**Exercise prompt**
Extract all of the data and reproduce it precisely.

# START OF Data section

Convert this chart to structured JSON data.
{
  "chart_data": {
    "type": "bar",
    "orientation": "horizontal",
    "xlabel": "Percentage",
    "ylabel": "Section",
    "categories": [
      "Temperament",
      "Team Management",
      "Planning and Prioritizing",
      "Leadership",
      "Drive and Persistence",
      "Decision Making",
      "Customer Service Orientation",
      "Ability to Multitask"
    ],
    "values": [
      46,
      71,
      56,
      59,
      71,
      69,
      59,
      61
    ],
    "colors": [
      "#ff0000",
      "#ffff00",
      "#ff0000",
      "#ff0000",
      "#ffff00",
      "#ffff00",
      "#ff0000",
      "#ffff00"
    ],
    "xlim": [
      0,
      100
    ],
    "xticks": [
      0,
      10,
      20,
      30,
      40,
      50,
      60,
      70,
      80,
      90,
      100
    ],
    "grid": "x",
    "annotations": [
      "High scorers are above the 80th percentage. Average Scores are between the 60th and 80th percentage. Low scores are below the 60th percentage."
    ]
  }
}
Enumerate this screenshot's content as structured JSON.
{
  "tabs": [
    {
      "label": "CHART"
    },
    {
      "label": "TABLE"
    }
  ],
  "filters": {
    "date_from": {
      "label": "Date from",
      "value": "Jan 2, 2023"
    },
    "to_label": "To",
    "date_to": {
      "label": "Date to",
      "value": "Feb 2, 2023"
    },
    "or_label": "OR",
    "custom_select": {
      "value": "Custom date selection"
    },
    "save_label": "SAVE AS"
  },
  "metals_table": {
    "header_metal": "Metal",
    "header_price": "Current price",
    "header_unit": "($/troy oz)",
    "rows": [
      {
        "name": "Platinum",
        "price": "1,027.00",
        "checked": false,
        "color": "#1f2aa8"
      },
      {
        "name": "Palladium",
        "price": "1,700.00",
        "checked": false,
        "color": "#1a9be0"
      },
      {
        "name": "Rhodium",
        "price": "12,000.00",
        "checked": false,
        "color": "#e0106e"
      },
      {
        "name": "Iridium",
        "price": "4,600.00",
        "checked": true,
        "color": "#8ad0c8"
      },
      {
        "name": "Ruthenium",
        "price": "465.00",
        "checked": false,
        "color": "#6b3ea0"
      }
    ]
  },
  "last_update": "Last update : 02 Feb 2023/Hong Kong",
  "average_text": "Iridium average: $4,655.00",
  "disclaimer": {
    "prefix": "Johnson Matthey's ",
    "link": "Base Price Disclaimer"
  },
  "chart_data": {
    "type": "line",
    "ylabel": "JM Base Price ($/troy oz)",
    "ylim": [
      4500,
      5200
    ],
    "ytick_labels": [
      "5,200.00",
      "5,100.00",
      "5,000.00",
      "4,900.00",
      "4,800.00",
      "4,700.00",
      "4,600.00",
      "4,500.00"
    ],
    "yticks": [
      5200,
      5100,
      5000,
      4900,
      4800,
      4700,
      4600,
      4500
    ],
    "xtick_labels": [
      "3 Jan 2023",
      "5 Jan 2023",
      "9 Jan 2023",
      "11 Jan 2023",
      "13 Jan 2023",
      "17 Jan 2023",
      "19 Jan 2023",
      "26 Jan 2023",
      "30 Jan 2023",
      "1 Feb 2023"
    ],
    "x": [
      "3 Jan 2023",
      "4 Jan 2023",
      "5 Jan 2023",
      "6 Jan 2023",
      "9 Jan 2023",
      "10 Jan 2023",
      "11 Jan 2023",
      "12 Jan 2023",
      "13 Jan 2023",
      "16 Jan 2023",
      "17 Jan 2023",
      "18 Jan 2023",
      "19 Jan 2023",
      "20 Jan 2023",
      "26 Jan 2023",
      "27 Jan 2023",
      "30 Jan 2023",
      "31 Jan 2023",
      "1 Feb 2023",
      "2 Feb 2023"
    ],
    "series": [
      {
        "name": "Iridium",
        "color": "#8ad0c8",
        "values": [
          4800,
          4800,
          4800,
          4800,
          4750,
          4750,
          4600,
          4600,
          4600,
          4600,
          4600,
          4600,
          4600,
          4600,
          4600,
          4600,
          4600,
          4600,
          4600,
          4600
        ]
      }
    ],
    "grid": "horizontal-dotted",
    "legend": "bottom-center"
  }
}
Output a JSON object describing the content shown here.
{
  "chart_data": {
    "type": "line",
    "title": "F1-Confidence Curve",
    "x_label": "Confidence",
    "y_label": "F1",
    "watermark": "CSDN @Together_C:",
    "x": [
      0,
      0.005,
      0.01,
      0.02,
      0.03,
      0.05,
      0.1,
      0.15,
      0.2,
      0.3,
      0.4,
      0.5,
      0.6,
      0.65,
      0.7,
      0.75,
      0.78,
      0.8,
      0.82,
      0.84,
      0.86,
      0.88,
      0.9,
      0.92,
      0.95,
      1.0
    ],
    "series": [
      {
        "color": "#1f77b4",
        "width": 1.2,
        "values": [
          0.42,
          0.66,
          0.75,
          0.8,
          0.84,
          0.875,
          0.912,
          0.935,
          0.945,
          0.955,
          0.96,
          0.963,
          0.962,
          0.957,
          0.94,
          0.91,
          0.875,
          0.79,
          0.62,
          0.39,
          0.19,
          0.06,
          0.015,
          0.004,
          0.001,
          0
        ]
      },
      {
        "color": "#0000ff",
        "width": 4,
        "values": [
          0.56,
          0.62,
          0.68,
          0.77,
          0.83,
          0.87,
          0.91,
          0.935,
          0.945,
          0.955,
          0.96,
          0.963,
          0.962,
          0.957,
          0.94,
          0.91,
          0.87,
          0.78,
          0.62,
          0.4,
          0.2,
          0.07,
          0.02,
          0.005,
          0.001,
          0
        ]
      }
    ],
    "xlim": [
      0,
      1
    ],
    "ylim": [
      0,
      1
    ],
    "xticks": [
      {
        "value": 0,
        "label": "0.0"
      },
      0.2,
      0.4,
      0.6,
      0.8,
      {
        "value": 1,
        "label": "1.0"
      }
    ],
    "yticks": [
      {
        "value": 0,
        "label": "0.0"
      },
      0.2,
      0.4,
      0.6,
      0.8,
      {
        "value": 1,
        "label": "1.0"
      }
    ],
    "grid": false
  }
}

# END OF Data section

**The completed task**
Convert this chart to structured JSON data.
{
  "chart_data": {
    "type": "bar",
    "orientation": "horizontal",
    "xlabel": "Percentage",
    "ylabel": "Section",
    "categories": [
      "Temperament",
      "Team Management",
      "Planning and Prioritizing",
      "Leadership",
      "Drive and Persistence",
      "Decision Making",
      "Customer Service Orientation",
      "Ability to Multitask"
    ],
    "values": [
      46,
      71,
      56,
      59,
      71,
      69,
      59,
      61
    ],
    "colors": [
      "#ff0000",
      "#ffff00",
      "#ff0000",
      "#ff0000",
      "#ffff00",
      "#ffff00",
      "#ff0000",
      "#ffff00"
    ],
    "xlim": [
      0,
      100
    ],
    "xticks": [
      0,
      10,
      20,
      30,
      40,
      50,
      60,
      70,
      80,
      90,
      100
    ],
    "grid": "x",
    "annotations": [
      "High scorers are above the 80th percentage. Average Scores are between the 60th and 80th percentage. Low scores are below the 60th percentage."
    ]
  }
}
Enumerate this screenshot's content as structured JSON.
{
  "tabs": [
    {
      "label": "CHART"
    },
    {
      "label": "TABLE"
    }
  ],
  "filters": {
    "date_from": {
      "label": "Date from",
      "value": "Jan 2, 2023"
    },
    "to_label": "To",
    "date_to": {
      "label": "Date to",
      "value": "Feb 2, 2023"
    },
    "or_label": "OR",
    "custom_select": {
      "value": "Custom date selection"
    },
    "save_label": "SAVE AS"
  },
  "metals_table": {
    "header_metal": "Metal",
    "header_price": "Current price",
    "header_unit": "($/troy oz)",
    "rows": [
      {
        "name": "Platinum",
        "price": "1,027.00",
        "checked": false,
        "color": "#1f2aa8"
      },
      {
        "name": "Palladium",
        "price": "1,700.00",
        "checked": false,
        "color": "#1a9be0"
      },
      {
        "name": "Rhodium",
        "price": "12,000.00",
        "checked": false,
        "color": "#e0106e"
      },
      {
        "name": "Iridium",
        "price": "4,600.00",
        "checked": true,
        "color": "#8ad0c8"
      },
      {
        "name": "Ruthenium",
        "price": "465.00",
        "checked": false,
        "color": "#6b3ea0"
      }
    ]
  },
  "last_update": "Last update : 02 Feb 2023/Hong Kong",
  "average_text": "Iridium average: $4,655.00",
  "disclaimer": {
    "prefix": "Johnson Matthey's ",
    "link": "Base Price Disclaimer"
  },
  "chart_data": {
    "type": "line",
    "ylabel": "JM Base Price ($/troy oz)",
    "ylim": [
      4500,
      5200
    ],
    "ytick_labels": [
      "5,200.00",
      "5,100.00",
      "5,000.00",
      "4,900.00",
      "4,800.00",
      "4,700.00",
      "4,600.00",
      "4,500.00"
    ],
    "yticks": [
      5200,
      5100,
      5000,
      4900,
      4800,
      4700,
      4600,
      4500
    ],
    "xtick_labels": [
      "3 Jan 2023",
      "5 Jan 2023",
      "9 Jan 2023",
      "11 Jan 2023",
      "13 Jan 2023",
      "17 Jan 2023",
      "19 Jan 2023",
      "26 Jan 2023",
      "30 Jan 2023",
      "1 Feb 2023"
    ],
    "x": [
      "3 Jan 2023",
      "4 Jan 2023",
      "5 Jan 2023",
      "6 Jan 2023",
      "9 Jan 2023",
      "10 Jan 2023",
      "11 Jan 2023",
      "12 Jan 2023",
      "13 Jan 2023",
      "16 Jan 2023",
      "17 Jan 2023",
      "18 Jan 2023",
      "19 Jan 2023",
      "20 Jan 2023",
      "26 Jan 2023",
      "27 Jan 2023",
      "30 Jan 2023",
      "31 Jan 2023",
      "1 Feb 2023",
      "2 Feb 2023"
    ],
    "series": [
      {
        "name": "Iridium",
        "color": "#8ad0c8",
        "values": [
          4800,
          4800,
          4800,
          4800,
          4750,
          4750,
          4600,
          4600,
          4600,
          4600,
          4600,
          4600,
          4600,
          4600,
          4600,
          4600,
          4600,
          4600,
          4600,
          4600
        ]
      }
    ],
    "grid": "horizontal-dotted",
    "legend": "bottom-center"
  }
}
Output a JSON object describing the content shown here.
{
  "chart_data": {
    "type": "line",
    "title": "F1-Confidence Curve",
    "x_label": "Confidence",
    "y_label": "F1",
    "watermark": "CSDN @Together_C:",
    "x": [
      0,
      0.005,
      0.01,
      0.02,
      0.03,
      0.05,
      0.1,
      0.15,
      0.2,
      0.3,
      0.4,
      0.5,
      0.6,
      0.65,
      0.7,
      0.75,
      0.78,
      0.8,
      0.82,
      0.84,
      0.86,
      0.88,
      0.9,
      0.92,
      0.95,
      1.0
    ],
    "series": [
      {
        "color": "#1f77b4",
        "width": 1.2,
        "values": [
          0.42,
          0.66,
          0.75,
          0.8,
          0.84,
          0.875,
          0.912,
          0.935,
          0.945,
          0.955,
          0.96,
          0.963,
          0.962,
          0.957,
          0.94,
          0.91,
          0.875,
          0.79,
          0.62,
          0.39,
          0.19,
          0.06,
          0.015,
          0.004,
          0.001,
          0
        ]
      },
      {
        "color": "#0000ff",
        "width": 4,
        "values": [
          0.56,
          0.62,
          0.68,
          0.77,
          0.83,
          0.87,
          0.91,
          0.935,
          0.945,
          0.955,
          0.96,
          0.963,
          0.962,
          0.957,
          0.94,
          0.91,
          0.87,
          0.78,
          0.62,
          0.4,
          0.2,
          0.07,
          0.02,
          0.005,
          0.001,
          0
        ]
      }
    ],
    "xlim": [
      0,
      1
    ],
    "ylim": [
      0,
      1
    ],
    "xticks": [
      {
        "value": 0,
        "label": "0.0"
      },
      0.2,
      0.4,
      0.6,
      0.8,
      {
        "value": 1,
        "label": "1.0"
      }
    ],
    "yticks": [
      {
        "value": 0,
        "label": "0.0"
      },
      0.2,
      0.4,
      0.6,
      0.8,
      {
        "value": 1,
        "label": "1.0"
      }
    ],
    "grid": false
  }
}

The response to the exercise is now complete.